---- RECORD LIST
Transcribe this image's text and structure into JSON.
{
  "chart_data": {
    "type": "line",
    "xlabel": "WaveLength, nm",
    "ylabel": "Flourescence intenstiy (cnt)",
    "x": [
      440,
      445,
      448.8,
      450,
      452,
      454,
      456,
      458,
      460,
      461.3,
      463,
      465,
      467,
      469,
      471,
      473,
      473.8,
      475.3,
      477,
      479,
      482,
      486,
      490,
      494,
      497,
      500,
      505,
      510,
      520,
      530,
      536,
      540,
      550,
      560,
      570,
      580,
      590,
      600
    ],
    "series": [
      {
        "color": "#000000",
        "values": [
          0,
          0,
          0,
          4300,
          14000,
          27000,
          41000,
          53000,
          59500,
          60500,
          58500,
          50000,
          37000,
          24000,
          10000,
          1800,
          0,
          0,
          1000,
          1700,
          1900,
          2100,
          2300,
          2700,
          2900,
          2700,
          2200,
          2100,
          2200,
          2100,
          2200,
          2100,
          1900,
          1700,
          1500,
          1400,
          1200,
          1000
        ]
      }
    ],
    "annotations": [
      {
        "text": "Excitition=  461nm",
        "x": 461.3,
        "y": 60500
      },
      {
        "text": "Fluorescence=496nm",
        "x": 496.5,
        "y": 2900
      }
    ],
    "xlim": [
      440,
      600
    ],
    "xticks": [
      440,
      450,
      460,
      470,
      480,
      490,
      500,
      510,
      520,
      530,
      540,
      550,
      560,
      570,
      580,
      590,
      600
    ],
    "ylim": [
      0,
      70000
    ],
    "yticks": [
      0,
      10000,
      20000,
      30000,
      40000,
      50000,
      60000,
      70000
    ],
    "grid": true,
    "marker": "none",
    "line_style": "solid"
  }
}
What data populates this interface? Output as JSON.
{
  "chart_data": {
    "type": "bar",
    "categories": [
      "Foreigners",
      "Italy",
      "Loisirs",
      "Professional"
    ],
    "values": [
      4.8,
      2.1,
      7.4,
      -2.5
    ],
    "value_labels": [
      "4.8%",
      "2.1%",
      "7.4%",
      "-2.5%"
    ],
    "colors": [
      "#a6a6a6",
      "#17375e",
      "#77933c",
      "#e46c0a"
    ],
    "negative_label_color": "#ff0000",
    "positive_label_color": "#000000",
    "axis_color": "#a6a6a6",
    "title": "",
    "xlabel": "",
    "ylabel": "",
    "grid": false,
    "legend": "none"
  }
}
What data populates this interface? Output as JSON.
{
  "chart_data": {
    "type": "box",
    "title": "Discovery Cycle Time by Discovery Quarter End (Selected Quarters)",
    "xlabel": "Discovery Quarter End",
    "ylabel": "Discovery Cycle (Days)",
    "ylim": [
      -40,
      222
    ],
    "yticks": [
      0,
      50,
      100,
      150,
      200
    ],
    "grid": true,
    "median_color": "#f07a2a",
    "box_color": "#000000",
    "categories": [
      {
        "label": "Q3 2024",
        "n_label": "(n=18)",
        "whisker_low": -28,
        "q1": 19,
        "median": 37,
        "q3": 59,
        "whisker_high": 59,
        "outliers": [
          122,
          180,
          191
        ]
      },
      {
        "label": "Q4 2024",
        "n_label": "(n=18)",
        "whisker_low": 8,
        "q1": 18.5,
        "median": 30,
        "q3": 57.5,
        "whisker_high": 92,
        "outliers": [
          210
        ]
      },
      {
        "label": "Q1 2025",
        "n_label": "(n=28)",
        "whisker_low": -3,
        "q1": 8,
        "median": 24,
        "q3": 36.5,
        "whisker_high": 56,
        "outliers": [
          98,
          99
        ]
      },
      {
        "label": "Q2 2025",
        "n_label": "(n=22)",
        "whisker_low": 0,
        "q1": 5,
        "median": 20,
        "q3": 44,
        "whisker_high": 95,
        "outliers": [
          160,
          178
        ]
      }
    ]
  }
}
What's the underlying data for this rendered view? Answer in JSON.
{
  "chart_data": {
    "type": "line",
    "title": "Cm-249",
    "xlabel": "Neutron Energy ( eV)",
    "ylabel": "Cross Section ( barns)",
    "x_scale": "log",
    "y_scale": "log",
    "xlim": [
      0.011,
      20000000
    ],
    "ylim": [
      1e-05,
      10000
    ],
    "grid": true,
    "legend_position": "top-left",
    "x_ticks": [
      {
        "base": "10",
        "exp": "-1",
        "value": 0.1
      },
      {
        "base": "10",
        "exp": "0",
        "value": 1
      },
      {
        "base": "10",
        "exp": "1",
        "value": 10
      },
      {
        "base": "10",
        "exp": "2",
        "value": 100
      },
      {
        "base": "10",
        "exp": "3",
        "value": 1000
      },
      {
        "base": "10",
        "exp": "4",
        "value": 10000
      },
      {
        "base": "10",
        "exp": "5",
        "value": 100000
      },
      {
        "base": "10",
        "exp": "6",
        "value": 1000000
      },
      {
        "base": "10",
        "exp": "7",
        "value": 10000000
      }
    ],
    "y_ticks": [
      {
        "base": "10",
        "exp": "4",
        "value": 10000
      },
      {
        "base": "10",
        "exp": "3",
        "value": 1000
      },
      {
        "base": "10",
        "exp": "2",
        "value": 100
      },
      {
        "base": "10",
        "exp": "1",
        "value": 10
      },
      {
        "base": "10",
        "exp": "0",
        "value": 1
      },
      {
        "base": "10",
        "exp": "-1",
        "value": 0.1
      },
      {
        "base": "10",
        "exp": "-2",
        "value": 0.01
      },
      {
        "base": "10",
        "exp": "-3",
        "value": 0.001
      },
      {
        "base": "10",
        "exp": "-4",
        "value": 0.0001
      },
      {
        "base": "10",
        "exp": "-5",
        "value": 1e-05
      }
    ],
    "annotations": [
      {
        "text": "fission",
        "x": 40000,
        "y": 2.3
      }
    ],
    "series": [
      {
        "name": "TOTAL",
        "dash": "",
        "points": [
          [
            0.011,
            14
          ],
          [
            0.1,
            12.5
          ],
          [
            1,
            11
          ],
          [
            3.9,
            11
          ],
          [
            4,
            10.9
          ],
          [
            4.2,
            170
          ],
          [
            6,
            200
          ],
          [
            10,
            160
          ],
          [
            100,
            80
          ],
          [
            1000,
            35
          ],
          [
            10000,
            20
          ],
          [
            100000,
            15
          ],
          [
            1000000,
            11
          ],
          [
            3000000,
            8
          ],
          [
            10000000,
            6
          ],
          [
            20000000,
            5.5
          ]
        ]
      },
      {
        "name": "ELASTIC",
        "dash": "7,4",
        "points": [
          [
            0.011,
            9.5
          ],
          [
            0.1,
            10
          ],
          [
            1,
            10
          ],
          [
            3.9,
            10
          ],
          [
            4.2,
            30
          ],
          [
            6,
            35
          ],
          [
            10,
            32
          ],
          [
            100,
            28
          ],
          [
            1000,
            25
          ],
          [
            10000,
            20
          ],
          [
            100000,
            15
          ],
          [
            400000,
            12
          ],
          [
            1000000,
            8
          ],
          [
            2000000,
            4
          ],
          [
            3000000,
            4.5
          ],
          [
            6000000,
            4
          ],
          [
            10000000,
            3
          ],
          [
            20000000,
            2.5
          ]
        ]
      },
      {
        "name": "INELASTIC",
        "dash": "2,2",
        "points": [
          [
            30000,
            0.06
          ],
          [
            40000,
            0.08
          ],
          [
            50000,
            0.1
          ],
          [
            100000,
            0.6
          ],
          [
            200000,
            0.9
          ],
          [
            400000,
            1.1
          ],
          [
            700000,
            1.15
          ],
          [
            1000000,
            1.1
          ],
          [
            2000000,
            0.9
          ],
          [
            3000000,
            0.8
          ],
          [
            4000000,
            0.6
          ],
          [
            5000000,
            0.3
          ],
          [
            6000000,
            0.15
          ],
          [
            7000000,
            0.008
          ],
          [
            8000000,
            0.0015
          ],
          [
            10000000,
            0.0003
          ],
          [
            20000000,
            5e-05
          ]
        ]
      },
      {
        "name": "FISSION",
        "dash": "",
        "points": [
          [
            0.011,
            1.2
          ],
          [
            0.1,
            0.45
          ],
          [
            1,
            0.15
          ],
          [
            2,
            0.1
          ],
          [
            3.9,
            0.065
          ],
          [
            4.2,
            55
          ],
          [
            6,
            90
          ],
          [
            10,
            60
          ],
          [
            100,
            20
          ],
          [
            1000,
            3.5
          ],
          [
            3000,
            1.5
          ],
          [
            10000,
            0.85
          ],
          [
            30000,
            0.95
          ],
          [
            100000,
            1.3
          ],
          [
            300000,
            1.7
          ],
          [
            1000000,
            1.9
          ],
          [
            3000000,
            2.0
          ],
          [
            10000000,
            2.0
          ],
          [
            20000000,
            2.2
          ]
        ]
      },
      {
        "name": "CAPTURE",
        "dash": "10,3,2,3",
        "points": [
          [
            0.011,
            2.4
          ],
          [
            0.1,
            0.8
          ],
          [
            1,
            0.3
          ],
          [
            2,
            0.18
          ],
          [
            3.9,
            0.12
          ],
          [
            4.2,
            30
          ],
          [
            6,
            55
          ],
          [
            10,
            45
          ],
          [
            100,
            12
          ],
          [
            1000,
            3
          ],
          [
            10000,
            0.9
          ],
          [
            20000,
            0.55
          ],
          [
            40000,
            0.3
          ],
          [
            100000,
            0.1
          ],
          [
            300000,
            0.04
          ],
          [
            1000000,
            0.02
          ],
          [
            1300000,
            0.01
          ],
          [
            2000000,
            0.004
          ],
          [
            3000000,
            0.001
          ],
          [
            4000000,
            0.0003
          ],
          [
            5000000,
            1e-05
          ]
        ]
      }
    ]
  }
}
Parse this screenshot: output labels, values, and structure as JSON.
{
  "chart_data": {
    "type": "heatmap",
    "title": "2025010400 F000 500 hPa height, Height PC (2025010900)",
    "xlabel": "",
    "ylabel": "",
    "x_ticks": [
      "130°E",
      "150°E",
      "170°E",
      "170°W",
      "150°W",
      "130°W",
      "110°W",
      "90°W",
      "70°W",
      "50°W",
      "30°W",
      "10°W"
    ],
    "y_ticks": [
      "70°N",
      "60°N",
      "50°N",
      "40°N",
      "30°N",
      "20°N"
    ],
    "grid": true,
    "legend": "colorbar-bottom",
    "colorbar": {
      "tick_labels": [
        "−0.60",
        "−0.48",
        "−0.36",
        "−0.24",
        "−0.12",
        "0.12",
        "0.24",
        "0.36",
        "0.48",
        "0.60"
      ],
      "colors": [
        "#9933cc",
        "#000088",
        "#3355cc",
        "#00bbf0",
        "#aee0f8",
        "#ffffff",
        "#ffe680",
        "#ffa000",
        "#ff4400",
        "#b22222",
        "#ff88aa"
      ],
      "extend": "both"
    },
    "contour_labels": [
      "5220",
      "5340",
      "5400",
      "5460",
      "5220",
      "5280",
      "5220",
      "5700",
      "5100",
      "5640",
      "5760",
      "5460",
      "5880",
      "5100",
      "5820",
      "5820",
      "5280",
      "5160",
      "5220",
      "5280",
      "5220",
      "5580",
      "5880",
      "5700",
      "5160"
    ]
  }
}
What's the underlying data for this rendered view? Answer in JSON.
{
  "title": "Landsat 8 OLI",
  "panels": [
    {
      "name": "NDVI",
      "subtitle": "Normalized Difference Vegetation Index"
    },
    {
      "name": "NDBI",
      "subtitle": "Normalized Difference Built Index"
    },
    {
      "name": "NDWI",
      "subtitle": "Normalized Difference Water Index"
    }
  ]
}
--------
DIRECTION => Read the entries and select each line where the word "structure" is found.

FULL RESPONSE =>
Transcribe this image's text and structure into JSON.
Parse this screenshot: output labels, values, and structure as JSON.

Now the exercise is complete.